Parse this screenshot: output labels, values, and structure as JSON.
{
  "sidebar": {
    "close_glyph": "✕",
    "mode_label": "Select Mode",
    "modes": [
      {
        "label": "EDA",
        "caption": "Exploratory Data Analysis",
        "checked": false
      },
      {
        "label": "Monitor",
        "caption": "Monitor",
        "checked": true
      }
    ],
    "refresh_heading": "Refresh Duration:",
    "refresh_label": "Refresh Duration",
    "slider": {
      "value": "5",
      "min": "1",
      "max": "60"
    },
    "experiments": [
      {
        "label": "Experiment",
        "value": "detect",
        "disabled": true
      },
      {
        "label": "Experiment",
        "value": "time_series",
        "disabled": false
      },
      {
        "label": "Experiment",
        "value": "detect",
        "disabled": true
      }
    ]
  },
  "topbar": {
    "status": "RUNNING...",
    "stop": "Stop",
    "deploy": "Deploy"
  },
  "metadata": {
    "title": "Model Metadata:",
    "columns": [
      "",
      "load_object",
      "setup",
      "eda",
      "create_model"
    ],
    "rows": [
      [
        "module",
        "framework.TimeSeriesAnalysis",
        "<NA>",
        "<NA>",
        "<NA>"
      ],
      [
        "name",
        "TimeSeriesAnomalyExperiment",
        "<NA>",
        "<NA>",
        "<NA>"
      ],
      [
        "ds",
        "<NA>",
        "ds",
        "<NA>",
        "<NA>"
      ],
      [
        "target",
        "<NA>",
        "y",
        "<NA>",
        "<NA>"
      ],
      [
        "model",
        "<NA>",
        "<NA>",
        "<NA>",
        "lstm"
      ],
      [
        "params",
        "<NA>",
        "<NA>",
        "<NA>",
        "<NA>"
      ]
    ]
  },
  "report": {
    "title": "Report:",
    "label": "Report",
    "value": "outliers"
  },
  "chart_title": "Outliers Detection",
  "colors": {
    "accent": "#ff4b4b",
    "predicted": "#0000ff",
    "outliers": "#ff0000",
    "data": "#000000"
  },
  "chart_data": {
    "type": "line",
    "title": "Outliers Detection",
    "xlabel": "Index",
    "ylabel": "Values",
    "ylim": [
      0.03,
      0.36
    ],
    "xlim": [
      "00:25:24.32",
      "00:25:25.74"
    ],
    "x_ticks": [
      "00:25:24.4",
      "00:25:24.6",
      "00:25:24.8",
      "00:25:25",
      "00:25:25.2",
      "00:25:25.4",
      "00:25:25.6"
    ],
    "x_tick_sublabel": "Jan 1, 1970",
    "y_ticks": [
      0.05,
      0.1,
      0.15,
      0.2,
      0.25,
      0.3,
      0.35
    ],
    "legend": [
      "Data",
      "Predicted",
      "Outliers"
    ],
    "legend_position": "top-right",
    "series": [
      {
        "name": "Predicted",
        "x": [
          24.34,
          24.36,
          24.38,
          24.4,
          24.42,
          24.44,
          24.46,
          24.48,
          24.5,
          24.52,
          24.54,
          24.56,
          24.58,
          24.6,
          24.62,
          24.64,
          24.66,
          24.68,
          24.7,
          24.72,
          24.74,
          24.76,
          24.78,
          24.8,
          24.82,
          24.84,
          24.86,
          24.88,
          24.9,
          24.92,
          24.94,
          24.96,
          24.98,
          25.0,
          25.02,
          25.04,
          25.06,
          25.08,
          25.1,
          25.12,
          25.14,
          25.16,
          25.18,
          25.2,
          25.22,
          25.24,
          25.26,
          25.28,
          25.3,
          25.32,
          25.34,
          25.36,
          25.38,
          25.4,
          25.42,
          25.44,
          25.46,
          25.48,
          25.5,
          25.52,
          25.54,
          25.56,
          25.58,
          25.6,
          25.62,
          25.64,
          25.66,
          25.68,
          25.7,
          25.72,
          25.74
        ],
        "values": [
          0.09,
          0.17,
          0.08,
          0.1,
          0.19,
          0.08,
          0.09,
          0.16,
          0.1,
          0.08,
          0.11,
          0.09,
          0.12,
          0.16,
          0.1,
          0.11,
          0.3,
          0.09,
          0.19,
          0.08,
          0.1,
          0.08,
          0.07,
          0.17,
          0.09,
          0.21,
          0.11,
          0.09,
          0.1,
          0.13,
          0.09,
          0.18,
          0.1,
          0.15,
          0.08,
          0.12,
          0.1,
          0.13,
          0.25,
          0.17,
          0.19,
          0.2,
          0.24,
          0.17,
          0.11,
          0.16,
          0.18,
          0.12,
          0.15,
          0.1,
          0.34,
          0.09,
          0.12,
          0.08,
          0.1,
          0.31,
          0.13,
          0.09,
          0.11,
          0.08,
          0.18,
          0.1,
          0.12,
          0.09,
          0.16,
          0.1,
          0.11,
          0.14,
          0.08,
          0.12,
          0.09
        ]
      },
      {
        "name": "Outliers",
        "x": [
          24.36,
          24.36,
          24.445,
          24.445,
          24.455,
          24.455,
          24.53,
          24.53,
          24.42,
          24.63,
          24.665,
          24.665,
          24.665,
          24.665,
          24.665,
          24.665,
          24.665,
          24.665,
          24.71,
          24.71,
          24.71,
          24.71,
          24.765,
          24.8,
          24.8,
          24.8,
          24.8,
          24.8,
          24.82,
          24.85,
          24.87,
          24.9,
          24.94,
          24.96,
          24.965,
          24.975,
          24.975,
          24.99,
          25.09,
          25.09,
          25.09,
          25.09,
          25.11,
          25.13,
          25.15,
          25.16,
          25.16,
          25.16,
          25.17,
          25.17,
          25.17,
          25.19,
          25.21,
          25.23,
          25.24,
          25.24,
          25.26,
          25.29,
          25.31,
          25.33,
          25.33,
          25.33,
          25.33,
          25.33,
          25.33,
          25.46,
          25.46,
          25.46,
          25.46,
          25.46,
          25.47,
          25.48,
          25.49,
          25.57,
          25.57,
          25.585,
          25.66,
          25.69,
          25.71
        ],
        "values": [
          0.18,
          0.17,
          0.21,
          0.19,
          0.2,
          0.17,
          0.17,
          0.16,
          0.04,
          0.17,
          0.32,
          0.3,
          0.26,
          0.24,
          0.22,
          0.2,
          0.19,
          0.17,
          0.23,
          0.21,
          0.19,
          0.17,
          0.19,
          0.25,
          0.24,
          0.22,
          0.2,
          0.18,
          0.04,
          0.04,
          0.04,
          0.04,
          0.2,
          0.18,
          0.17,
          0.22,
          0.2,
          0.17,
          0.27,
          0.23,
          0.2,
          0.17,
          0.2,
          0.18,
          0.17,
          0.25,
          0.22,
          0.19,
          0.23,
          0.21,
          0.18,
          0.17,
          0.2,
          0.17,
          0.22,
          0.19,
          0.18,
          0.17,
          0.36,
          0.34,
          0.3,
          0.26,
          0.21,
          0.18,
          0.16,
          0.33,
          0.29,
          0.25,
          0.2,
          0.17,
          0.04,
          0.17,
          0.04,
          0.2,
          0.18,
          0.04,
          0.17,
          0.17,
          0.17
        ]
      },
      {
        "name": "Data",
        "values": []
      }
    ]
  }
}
----
▸ GOAL
Quote each line of the listing above exactly.

▸ THE RESULT
Parse this screenshot: output labels, values, and structure as JSON.
{
  "sidebar": {
    "close_glyph": "✕",
    "mode_label": "Select Mode",
    "modes": [
      {
        "label": "EDA",
        "caption": "Exploratory Data Analysis",
        "checked": false
      },
      {
        "label": "Monitor",
        "caption": "Monitor",
        "checked": true
      }
    ],
    "refresh_heading": "Refresh Duration:",
    "refresh_label": "Refresh Duration",
    "slider": {
      "value": "5",
      "min": "1",
      "max": "60"
    },
    "experiments": [
      {
        "label": "Experiment",
        "value": "detect",
        "disabled": true
      },
      {
        "label": "Experiment",
        "value": "time_series",
        "disabled": false
      },
      {
        "label": "Experiment",
        "value": "detect",
        "disabled": true
      }
    ]
  },
  "topbar": {
    "status": "RUNNING...",
    "stop": "Stop",
    "deploy": "Deploy"
  },
  "metadata": {
    "title": "Model Metadata:",
    "columns": [
      "",
      "load_object",
      "setup",
      "eda",
      "create_model"
    ],
    "rows": [
      [
        "module",
        "framework.TimeSeriesAnalysis",
        "<NA>",
        "<NA>",
        "<NA>"
      ],
      [
        "name",
        "TimeSeriesAnomalyExperiment",
        "<NA>",
        "<NA>",
        "<NA>"
      ],
      [
        "ds",
        "<NA>",
        "ds",
        "<NA>",
        "<NA>"
      ],
      [
        "target",
        "<NA>",
        "y",
        "<NA>",
        "<NA>"
      ],
      [
        "model",
        "<NA>",
        "<NA>",
        "<NA>",
        "lstm"
      ],
      [
        "params",
        "<NA>",
        "<NA>",
        "<NA>",
        "<NA>"
      ]
    ]
  },
  "report": {
    "title": "Report:",
    "label": "Report",
    "value": "outliers"
  },
  "chart_title": "Outliers Detection",
  "colors": {
    "accent": "#ff4b4b",
    "predicted": "#0000ff",
    "outliers": "#ff0000",
    "data": "#000000"
  },
  "chart_data": {
    "type": "line",
    "title": "Outliers Detection",
    "xlabel": "Index",
    "ylabel": "Values",
    "ylim": [
      0.03,
      0.36
    ],
    "xlim": [
      "00:25:24.32",
      "00:25:25.74"
    ],
    "x_ticks": [
      "00:25:24.4",
      "00:25:24.6",
      "00:25:24.8",
      "00:25:25",
      "00:25:25.2",
      "00:25:25.4",
      "00:25:25.6"
    ],
    "x_tick_sublabel": "Jan 1, 1970",
    "y_ticks": [
      0.05,
      0.1,
      0.15,
      0.2,
      0.25,
      0.3,
      0.35
    ],
    "legend": [
      "Data",
      "Predicted",
      "Outliers"
    ],
    "legend_position": "top-right",
    "series": [
      {
        "name": "Predicted",
        "x": [
          24.34,
          24.36,
          24.38,
          24.4,
          24.42,
          24.44,
          24.46,
          24.48,
          24.5,
          24.52,
          24.54,
          24.56,
          24.58,
          24.6,
          24.62,
          24.64,
          24.66,
          24.68,
          24.7,
          24.72,
          24.74,
          24.76,
          24.78,
          24.8,
          24.82,
          24.84,
          24.86,
          24.88,
          24.9,
          24.92,
          24.94,
          24.96,
          24.98,
          25.0,
          25.02,
          25.04,
          25.06,
          25.08,
          25.1,
          25.12,
          25.14,
          25.16,
          25.18,
          25.2,
          25.22,
          25.24,
          25.26,
          25.28,
          25.3,
          25.32,
          25.34,
          25.36,
          25.38,
          25.4,
          25.42,
          25.44,
          25.46,
          25.48,
          25.5,
          25.52,
          25.54,
          25.56,
          25.58,
          25.6,
          25.62,
          25.64,
          25.66,
          25.68,
          25.7,
          25.72,
          25.74
        ],
        "values": [
          0.09,
          0.17,
          0.08,
          0.1,
          0.19,
          0.08,
          0.09,
          0.16,
          0.1,
          0.08,
          0.11,
          0.09,
          0.12,
          0.16,
          0.1,
          0.11,
          0.3,
          0.09,
          0.19,
          0.08,
          0.1,
          0.08,
          0.07,
          0.17,
          0.09,
          0.21,
          0.11,
          0.09,
          0.1,
          0.13,
          0.09,
          0.18,
          0.1,
          0.15,
          0.08,
          0.12,
          0.1,
          0.13,
          0.25,
          0.17,
          0.19,
          0.2,
          0.24,
          0.17,
          0.11,
          0.16,
          0.18,
          0.12,
          0.15,
          0.1,
          0.34,
          0.09,
          0.12,
          0.08,
          0.1,
          0.31,
          0.13,
          0.09,
          0.11,
          0.08,
          0.18,
          0.1,
          0.12,
          0.09,
          0.16,
          0.1,
          0.11,
          0.14,
          0.08,
          0.12,
          0.09
        ]
      },
      {
        "name": "Outliers",
        "x": [
          24.36,
          24.36,
          24.445,
          24.445,
          24.455,
          24.455,
          24.53,
          24.53,
          24.42,
          24.63,
          24.665,
          24.665,
          24.665,
          24.665,
          24.665,
          24.665,
          24.665,
          24.665,
          24.71,
          24.71,
          24.71,
          24.71,
          24.765,
          24.8,
          24.8,
          24.8,
          24.8,
          24.8,
          24.82,
          24.85,
          24.87,
          24.9,
          24.94,
          24.96,
          24.965,
          24.975,
          24.975,
          24.99,
          25.09,
          25.09,
          25.09,
          25.09,
          25.11,
          25.13,
          25.15,
          25.16,
          25.16,
          25.16,
          25.17,
          25.17,
          25.17,
          25.19,
          25.21,
          25.23,
          25.24,
          25.24,
          25.26,
          25.29,
          25.31,
          25.33,
          25.33,
          25.33,
          25.33,
          25.33,
          25.33,
          25.46,
          25.46,
          25.46,
          25.46,
          25.46,
          25.47,
          25.48,
          25.49,
          25.57,
          25.57,
          25.585,
          25.66,
          25.69,
          25.71
        ],
        "values": [
          0.18,
          0.17,
          0.21,
          0.19,
          0.2,
          0.17,
          0.17,
          0.16,
          0.04,
          0.17,
          0.32,
          0.3,
          0.26,
          0.24,
          0.22,
          0.2,
          0.19,
          0.17,
          0.23,
          0.21,
          0.19,
          0.17,
          0.19,
          0.25,
          0.24,
          0.22,
          0.2,
          0.18,
          0.04,
          0.04,
          0.04,
          0.04,
          0.2,
          0.18,
          0.17,
          0.22,
          0.2,
          0.17,
          0.27,
          0.23,
          0.2,
          0.17,
          0.2,
          0.18,
          0.17,
          0.25,
          0.22,
          0.19,
          0.23,
          0.21,
          0.18,
          0.17,
          0.2,
          0.17,
          0.22,
          0.19,
          0.18,
          0.17,
          0.36,
          0.34,
          0.3,
          0.26,
          0.21,
          0.18,
          0.16,
          0.33,
          0.29,
          0.25,
          0.2,
          0.17,
          0.04,
          0.17,
          0.04,
          0.2,
          0.18,
          0.04,
          0.17,
          0.17,
          0.17
        ]
      },
      {
        "name": "Data",
        "values": []
      }
    ]
  }
}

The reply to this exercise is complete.